--- START PROVIDED DATA ---
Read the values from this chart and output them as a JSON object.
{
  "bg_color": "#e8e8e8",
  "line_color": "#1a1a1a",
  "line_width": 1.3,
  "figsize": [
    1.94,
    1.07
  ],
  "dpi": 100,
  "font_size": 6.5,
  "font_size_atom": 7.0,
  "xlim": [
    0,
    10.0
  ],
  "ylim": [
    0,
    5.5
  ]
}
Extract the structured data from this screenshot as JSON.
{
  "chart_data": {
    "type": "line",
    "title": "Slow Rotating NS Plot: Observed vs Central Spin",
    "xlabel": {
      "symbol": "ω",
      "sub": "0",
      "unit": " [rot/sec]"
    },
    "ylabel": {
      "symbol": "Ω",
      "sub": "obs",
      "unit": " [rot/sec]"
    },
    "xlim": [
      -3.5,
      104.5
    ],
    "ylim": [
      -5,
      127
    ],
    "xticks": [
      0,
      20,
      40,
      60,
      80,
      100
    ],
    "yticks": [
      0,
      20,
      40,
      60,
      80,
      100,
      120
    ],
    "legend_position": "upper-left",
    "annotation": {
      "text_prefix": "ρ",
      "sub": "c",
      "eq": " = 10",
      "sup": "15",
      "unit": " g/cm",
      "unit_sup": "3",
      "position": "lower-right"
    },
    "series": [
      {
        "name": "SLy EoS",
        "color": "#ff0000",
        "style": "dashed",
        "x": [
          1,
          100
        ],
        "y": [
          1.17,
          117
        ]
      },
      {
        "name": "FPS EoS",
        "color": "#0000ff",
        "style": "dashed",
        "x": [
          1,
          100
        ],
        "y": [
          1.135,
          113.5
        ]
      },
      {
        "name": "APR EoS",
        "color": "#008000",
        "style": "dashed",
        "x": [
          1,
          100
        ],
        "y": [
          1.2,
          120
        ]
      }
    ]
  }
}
--- END PROVIDED DATA ---
**WHAT THE TASK ASKS**
Copy out all of the records shown above exactly.

**ANSWER IN FULL**
Read the values from this chart and output them as a JSON object.
{
  "bg_color": "#e8e8e8",
  "line_color": "#1a1a1a",
  "line_width": 1.3,
  "figsize": [
    1.94,
    1.07
  ],
  "dpi": 100,
  "font_size": 6.5,
  "font_size_atom": 7.0,
  "xlim": [
    0,
    10.0
  ],
  "ylim": [
    0,
    5.5
  ]
}
Extract the structured data from this screenshot as JSON.
{
  "chart_data": {
    "type": "line",
    "title": "Slow Rotating NS Plot: Observed vs Central Spin",
    "xlabel": {
      "symbol": "ω",
      "sub": "0",
      "unit": " [rot/sec]"
    },
    "ylabel": {
      "symbol": "Ω",
      "sub": "obs",
      "unit": " [rot/sec]"
    },
    "xlim": [
      -3.5,
      104.5
    ],
    "ylim": [
      -5,
      127
    ],
    "xticks": [
      0,
      20,
      40,
      60,
      80,
      100
    ],
    "yticks": [
      0,
      20,
      40,
      60,
      80,
      100,
      120
    ],
    "legend_position": "upper-left",
    "annotation": {
      "text_prefix": "ρ",
      "sub": "c",
      "eq": " = 10",
      "sup": "15",
      "unit": " g/cm",
      "unit_sup": "3",
      "position": "lower-right"
    },
    "series": [
      {
        "name": "SLy EoS",
        "color": "#ff0000",
        "style": "dashed",
        "x": [
          1,
          100
        ],
        "y": [
          1.17,
          117
        ]
      },
      {
        "name": "FPS EoS",
        "color": "#0000ff",
        "style": "dashed",
        "x": [
          1,
          100
        ],
        "y": [
          1.135,
          113.5
        ]
      },
      {
        "name": "APR EoS",
        "color": "#008000",
        "style": "dashed",
        "x": [
          1,
          100
        ],
        "y": [
          1.2,
          120
        ]
      }
    ]
  }
}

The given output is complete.